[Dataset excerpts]
Start

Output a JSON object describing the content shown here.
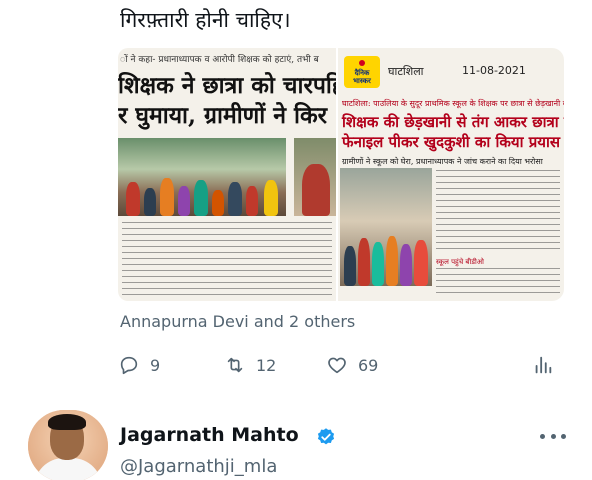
{
  "tweet": {
    "text_line": "गिरफ़्तारी होनी चाहिए।"
  },
  "media": {
    "left_clip": {
      "kicker": "ों ने कहा- प्रधानाध्यापक व आरोपी शिक्षक को हटाएं, तभी ब",
      "headline_line1": "शिक्षक ने छात्रा को चारपहि",
      "headline_line2": "र घुमाया, ग्रामीणों ने किर"
    },
    "right_clip": {
      "masthead": "दैनिक भास्कर",
      "place": "घाटशिला",
      "date": "11-08-2021",
      "kicker": "घाटशिला: पाउलिया के सुदूर प्राथमिक स्कूल के शिक्षक पर छात्रा से छेड़खानी का आरोप",
      "headline_line1": "शिक्षक की छेड़खानी से तंग आकर छात्रा ने",
      "headline_line2": "फेनाइल पीकर खुदकुशी का किया प्रयास",
      "caption": "ग्रामीणों ने स्कूल को घेरा, प्रधानाध्यापक ने जांच कराने का दिया भरोसा",
      "sub_caption": "स्कूल पहुंचे बीडीओ"
    }
  },
  "engagement": {
    "liked_by": "Annapurna Devi and 2 others",
    "reply_count": "9",
    "retweet_count": "12",
    "like_count": "69"
  },
  "author": {
    "name": "Jagarnath Mahto",
    "handle": "@Jagarnathji_mla"
  },
  "icons": {
    "reply": "reply-icon",
    "retweet": "retweet-icon",
    "like": "heart-icon",
    "analytics": "analytics-icon",
    "verified": "verified-badge-icon",
    "more": "more-options-icon"
  },
  "colors": {
    "text_primary": "#0f1419",
    "text_secondary": "#536471",
    "verified_blue": "#1d9bf0",
    "headline_red": "#b3001b",
    "masthead_yellow": "#ffd400"
  }
}
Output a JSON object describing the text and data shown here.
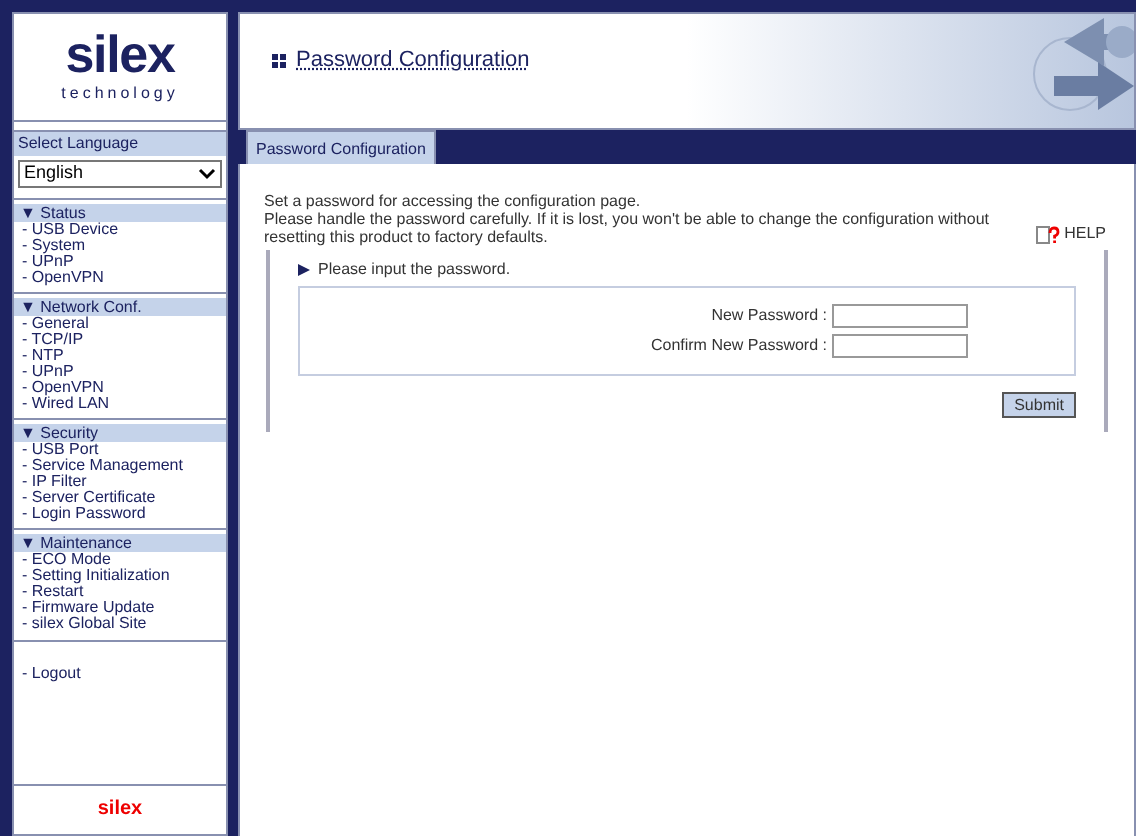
{
  "logo": {
    "name": "silex",
    "tagline": "technology"
  },
  "language": {
    "label": "Select Language",
    "value": "English"
  },
  "sidebar": [
    {
      "title": "▼ Status",
      "items": [
        "- USB Device",
        "- System",
        "- UPnP",
        "- OpenVPN"
      ]
    },
    {
      "title": "▼ Network Conf.",
      "items": [
        "- General",
        "- TCP/IP",
        "- NTP",
        "- UPnP",
        "- OpenVPN",
        "- Wired LAN"
      ]
    },
    {
      "title": "▼ Security",
      "items": [
        "- USB Port",
        "- Service Management",
        "- IP Filter",
        "- Server Certificate",
        "- Login Password"
      ]
    },
    {
      "title": "▼ Maintenance",
      "items": [
        "- ECO Mode",
        "- Setting Initialization",
        "- Restart",
        "- Firmware Update",
        "- silex Global Site"
      ]
    }
  ],
  "logout": "- Logout",
  "footer_brand": "silex",
  "page_title": "Password Configuration",
  "tabs": [
    {
      "label": "Password Configuration",
      "selected": true
    }
  ],
  "intro": [
    "Set a password for accessing the configuration page.",
    "Please handle the password carefully. If it is lost, you won't be able to change the configuration without resetting this product to factory defaults."
  ],
  "help": "HELP",
  "section_title": "Please input the password.",
  "fields": [
    {
      "label": "New Password :"
    },
    {
      "label": "Confirm New Password :"
    }
  ],
  "submit": "Submit"
}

End

Search the entries for the word "Please" and gather every line where it appears.

    "Please handle the password carefully. If it is lost, you won't be able to change the configuration without resetting this product to factory defaults."
  "section_title": "Please input the password.",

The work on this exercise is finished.